= Extracted data =
□ □ □

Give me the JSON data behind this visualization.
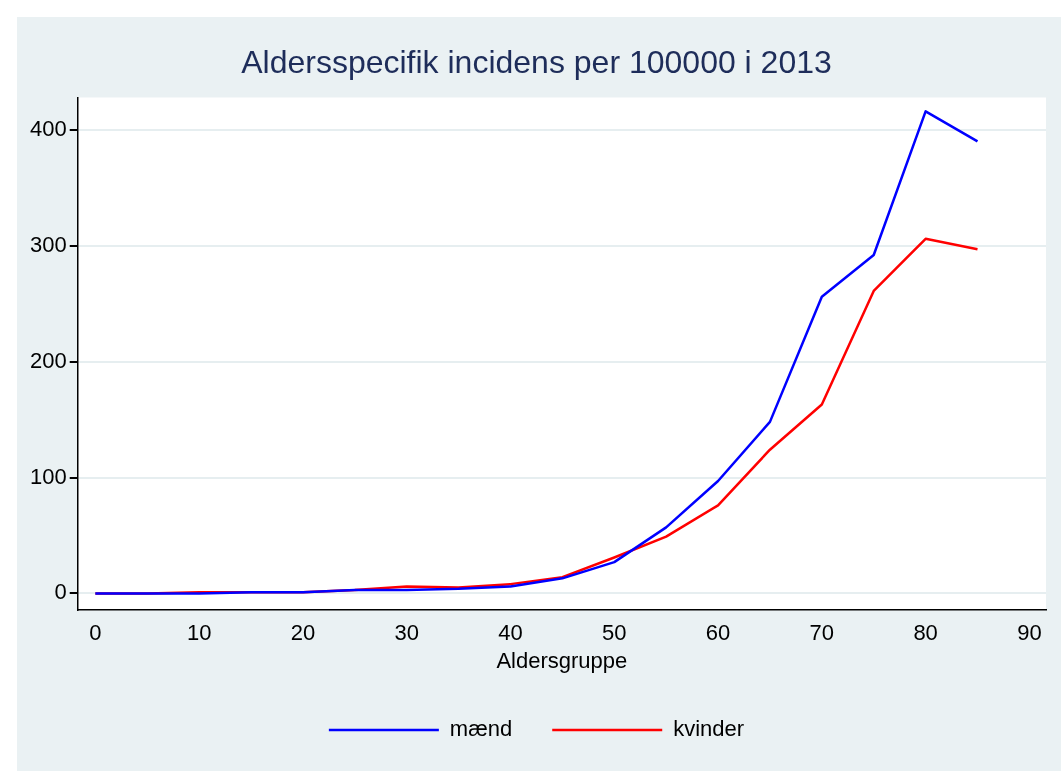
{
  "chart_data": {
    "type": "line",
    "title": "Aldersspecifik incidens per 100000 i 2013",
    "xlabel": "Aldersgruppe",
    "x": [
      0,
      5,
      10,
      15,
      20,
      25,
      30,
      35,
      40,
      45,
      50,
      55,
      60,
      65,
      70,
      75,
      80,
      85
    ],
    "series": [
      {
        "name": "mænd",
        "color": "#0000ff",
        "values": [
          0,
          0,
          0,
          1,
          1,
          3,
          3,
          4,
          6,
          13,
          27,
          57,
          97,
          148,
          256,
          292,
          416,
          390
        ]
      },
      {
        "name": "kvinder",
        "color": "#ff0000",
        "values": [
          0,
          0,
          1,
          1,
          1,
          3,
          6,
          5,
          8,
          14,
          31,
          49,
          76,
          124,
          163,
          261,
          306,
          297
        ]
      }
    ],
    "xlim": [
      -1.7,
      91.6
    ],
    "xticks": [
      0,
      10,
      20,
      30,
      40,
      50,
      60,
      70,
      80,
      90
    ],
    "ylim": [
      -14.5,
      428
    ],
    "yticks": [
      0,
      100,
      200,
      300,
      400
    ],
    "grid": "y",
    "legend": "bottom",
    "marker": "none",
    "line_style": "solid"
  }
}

□ □ □

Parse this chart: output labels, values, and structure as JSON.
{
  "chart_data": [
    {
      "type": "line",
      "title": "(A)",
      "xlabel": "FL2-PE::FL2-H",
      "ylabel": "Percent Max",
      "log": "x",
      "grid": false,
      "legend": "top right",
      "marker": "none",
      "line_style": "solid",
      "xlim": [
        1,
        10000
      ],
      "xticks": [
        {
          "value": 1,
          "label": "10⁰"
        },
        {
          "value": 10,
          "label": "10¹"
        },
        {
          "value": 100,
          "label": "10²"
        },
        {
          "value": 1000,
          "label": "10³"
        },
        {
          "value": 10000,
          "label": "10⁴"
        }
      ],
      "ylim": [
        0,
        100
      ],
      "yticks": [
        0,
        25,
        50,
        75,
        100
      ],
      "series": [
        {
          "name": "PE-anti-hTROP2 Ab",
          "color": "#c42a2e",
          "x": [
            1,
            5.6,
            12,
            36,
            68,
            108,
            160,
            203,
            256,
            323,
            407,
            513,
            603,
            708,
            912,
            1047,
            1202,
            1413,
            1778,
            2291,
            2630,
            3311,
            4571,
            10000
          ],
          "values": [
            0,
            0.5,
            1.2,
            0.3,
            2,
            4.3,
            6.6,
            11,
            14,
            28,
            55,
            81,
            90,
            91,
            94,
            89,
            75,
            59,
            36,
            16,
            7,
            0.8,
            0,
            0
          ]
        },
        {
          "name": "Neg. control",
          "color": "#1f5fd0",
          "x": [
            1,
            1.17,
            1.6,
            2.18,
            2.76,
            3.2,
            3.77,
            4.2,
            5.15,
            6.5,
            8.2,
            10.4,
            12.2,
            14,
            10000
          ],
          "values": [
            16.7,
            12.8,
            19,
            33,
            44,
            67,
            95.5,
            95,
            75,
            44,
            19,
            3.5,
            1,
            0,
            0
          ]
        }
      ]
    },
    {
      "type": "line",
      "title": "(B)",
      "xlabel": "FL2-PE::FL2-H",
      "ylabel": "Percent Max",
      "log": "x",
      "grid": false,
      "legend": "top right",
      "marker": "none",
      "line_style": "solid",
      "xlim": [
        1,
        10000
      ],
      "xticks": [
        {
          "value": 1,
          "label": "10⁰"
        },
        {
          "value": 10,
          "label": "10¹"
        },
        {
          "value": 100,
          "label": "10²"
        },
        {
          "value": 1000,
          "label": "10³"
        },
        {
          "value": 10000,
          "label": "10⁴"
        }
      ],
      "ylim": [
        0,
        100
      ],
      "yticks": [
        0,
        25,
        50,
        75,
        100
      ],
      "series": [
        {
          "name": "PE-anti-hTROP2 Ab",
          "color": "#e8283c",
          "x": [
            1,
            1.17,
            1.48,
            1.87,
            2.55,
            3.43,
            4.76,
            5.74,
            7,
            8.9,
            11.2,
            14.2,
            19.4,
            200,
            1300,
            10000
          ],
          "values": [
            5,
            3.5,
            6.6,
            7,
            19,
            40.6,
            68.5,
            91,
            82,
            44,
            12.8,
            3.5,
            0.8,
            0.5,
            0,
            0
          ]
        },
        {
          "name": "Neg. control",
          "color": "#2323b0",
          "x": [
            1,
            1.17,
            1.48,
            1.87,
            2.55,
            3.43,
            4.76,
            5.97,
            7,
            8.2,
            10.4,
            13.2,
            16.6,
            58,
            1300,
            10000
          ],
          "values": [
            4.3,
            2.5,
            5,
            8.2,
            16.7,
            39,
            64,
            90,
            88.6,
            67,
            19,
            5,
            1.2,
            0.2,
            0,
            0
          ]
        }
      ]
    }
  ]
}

□ □ □

Among the entries above, identify all lines with "color" and copy them.

        "color": "#0000ff",
        "color": "#ff0000",
          "color": "#c42a2e",
          "color": "#1f5fd0",
          "color": "#e8283c",
          "color": "#2323b0",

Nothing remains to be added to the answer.